START DATA IN THIS EXERCISE

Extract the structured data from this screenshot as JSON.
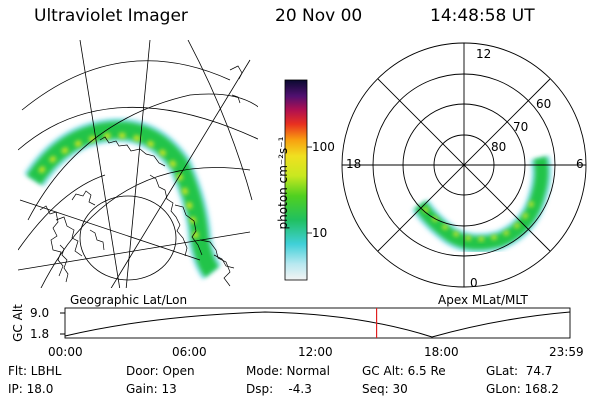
{
  "header": {
    "title": "Ultraviolet Imager",
    "date": "20 Nov 00",
    "time": "14:48:58 UT"
  },
  "colorbar": {
    "unit_label": "photon cm⁻²s⁻¹",
    "ticks": [
      "100",
      "10"
    ]
  },
  "polar": {
    "mlt_labels": [
      "12",
      "18",
      "6",
      "0"
    ],
    "lat_labels": [
      "60",
      "70",
      "80"
    ]
  },
  "panels": {
    "left_caption": "Geographic Lat/Lon",
    "right_caption": "Apex MLat/MLT"
  },
  "timeline": {
    "ylabel": "GC Alt",
    "ytick_high": "9.0",
    "ytick_low": "1.8",
    "xticks": [
      "00:00",
      "06:00",
      "12:00",
      "18:00",
      "23:59"
    ],
    "current_time_fraction": 0.617
  },
  "status": {
    "filter": "Flt: LBHL",
    "ip": "IP: 18.0",
    "door": "Door: Open",
    "gain": "Gain: 13",
    "mode": "Mode: Normal",
    "dsp": "Dsp:    -4.3",
    "gc_alt": "GC Alt: 6.5 Re",
    "seq": "Seq: 30",
    "glat": "GLat:  74.7",
    "glon": "GLon: 168.2"
  },
  "colors": {
    "aurora_green": "#22c44a",
    "aurora_yellow": "#d8e820",
    "aurora_cyan": "#30c8d8",
    "marker_red": "#e02020"
  }
}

END DATA IN THIS EXERCISE

__GOAL OF THE EXERCISE__
Pictures don't belong in the copy. Transcribe every record exactly as it appears.

__OUTPUT FOR THIS EXERCISE__
Extract the structured data from this screenshot as JSON.
{
  "header": {
    "title": "Ultraviolet Imager",
    "date": "20 Nov 00",
    "time": "14:48:58 UT"
  },
  "colorbar": {
    "unit_label": "photon cm⁻²s⁻¹",
    "ticks": [
      "100",
      "10"
    ]
  },
  "polar": {
    "mlt_labels": [
      "12",
      "18",
      "6",
      "0"
    ],
    "lat_labels": [
      "60",
      "70",
      "80"
    ]
  },
  "panels": {
    "left_caption": "Geographic Lat/Lon",
    "right_caption": "Apex MLat/MLT"
  },
  "timeline": {
    "ylabel": "GC Alt",
    "ytick_high": "9.0",
    "ytick_low": "1.8",
    "xticks": [
      "00:00",
      "06:00",
      "12:00",
      "18:00",
      "23:59"
    ],
    "current_time_fraction": 0.617
  },
  "status": {
    "filter": "Flt: LBHL",
    "ip": "IP: 18.0",
    "door": "Door: Open",
    "gain": "Gain: 13",
    "mode": "Mode: Normal",
    "dsp": "Dsp:    -4.3",
    "gc_alt": "GC Alt: 6.5 Re",
    "seq": "Seq: 30",
    "glat": "GLat:  74.7",
    "glon": "GLon: 168.2"
  },
  "colors": {
    "aurora_green": "#22c44a",
    "aurora_yellow": "#d8e820",
    "aurora_cyan": "#30c8d8",
    "marker_red": "#e02020"
  }
}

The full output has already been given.